Start Extracted information

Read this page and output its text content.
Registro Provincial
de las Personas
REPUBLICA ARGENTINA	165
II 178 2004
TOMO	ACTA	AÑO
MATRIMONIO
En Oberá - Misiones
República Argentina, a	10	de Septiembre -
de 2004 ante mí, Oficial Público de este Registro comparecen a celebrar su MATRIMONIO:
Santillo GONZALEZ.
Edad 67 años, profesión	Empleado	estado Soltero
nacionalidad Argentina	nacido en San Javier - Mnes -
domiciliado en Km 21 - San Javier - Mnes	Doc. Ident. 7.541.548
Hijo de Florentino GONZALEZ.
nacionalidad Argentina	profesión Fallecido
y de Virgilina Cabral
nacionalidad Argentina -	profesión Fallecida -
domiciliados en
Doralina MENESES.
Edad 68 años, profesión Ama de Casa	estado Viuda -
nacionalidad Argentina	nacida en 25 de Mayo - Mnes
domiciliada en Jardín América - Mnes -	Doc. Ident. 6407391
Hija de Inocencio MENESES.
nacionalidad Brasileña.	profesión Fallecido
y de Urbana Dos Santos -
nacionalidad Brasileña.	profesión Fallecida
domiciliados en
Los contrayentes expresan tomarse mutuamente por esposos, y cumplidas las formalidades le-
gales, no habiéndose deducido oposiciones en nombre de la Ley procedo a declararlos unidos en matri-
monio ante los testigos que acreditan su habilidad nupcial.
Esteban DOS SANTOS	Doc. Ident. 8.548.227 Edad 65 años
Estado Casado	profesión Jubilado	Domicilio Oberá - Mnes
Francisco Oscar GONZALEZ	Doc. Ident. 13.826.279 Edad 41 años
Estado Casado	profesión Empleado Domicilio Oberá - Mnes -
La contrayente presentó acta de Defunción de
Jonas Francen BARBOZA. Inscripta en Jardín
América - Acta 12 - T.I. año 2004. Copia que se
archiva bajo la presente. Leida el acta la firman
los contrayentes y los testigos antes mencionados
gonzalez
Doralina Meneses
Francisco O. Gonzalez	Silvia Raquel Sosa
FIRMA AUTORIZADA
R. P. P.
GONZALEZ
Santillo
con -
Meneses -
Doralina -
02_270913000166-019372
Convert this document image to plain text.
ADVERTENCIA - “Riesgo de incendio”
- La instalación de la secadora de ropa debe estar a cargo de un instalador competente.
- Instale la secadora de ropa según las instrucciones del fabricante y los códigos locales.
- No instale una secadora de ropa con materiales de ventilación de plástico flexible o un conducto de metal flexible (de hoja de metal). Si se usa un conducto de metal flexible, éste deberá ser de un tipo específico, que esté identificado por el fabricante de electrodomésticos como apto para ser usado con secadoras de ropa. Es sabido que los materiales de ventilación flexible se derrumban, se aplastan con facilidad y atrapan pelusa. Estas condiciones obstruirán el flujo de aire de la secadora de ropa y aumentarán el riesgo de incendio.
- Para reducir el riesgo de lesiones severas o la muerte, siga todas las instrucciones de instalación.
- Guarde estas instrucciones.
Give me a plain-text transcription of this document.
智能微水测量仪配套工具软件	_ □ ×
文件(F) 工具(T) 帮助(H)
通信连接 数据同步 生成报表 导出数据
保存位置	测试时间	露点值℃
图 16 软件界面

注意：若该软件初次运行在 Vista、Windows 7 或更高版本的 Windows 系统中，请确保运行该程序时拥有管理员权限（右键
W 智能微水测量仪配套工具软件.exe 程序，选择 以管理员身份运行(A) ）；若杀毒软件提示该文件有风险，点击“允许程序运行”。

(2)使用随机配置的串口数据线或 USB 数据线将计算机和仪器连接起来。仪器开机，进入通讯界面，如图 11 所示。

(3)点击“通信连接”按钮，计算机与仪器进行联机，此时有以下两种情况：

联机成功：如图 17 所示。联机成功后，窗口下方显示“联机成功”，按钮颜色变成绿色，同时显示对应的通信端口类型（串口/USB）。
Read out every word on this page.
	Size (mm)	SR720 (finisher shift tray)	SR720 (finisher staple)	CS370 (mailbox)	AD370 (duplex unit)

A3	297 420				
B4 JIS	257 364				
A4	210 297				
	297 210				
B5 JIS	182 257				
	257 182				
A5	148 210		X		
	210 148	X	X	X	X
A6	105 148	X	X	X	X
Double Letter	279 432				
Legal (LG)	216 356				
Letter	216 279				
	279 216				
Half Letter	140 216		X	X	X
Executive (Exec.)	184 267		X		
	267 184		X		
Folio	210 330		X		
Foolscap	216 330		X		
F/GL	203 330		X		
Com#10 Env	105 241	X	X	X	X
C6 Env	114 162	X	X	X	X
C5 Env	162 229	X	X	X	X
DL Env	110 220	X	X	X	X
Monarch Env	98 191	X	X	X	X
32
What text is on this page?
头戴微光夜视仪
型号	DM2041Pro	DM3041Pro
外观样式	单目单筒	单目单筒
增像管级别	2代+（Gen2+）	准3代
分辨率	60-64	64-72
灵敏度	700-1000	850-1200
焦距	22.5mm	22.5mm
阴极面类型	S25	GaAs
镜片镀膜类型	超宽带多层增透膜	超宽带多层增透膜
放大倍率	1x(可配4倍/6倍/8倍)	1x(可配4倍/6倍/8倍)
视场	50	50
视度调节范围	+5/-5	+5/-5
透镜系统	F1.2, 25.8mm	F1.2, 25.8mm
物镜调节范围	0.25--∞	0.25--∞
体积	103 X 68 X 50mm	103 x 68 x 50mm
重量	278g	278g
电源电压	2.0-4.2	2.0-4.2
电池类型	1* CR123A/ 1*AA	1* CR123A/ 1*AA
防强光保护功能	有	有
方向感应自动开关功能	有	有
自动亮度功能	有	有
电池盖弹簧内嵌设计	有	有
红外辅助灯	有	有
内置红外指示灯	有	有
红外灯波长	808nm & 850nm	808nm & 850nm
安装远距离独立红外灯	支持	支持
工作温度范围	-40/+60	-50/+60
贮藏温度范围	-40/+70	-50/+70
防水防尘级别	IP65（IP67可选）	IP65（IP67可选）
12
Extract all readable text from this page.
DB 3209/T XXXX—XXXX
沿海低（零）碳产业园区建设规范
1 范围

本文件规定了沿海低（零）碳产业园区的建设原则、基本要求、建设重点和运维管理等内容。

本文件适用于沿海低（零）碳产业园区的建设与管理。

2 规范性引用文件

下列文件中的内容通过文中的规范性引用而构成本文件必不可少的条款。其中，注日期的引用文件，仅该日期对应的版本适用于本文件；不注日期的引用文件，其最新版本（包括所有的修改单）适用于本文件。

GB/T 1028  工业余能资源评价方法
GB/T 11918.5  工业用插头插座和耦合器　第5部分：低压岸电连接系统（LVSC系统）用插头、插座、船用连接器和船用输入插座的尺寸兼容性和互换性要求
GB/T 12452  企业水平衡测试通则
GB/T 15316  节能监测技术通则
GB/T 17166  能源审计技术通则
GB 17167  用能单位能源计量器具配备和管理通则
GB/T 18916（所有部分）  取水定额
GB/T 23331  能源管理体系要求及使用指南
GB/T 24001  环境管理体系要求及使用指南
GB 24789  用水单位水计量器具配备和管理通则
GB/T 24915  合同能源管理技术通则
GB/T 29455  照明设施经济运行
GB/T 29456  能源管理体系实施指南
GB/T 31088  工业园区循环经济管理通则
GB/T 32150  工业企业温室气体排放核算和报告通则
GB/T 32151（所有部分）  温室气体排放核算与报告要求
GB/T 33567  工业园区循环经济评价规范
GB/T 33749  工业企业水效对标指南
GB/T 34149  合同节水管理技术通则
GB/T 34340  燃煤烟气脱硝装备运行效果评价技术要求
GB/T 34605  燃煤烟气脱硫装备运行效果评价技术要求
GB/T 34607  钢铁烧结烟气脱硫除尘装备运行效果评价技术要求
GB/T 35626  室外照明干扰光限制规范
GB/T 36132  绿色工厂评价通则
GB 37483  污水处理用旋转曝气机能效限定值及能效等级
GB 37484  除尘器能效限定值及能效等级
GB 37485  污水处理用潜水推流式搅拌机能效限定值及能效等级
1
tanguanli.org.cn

End Extracted information

Do this: Report how many lines of the data contain the word "Fallecido", using the number alone.

Result of the task: 2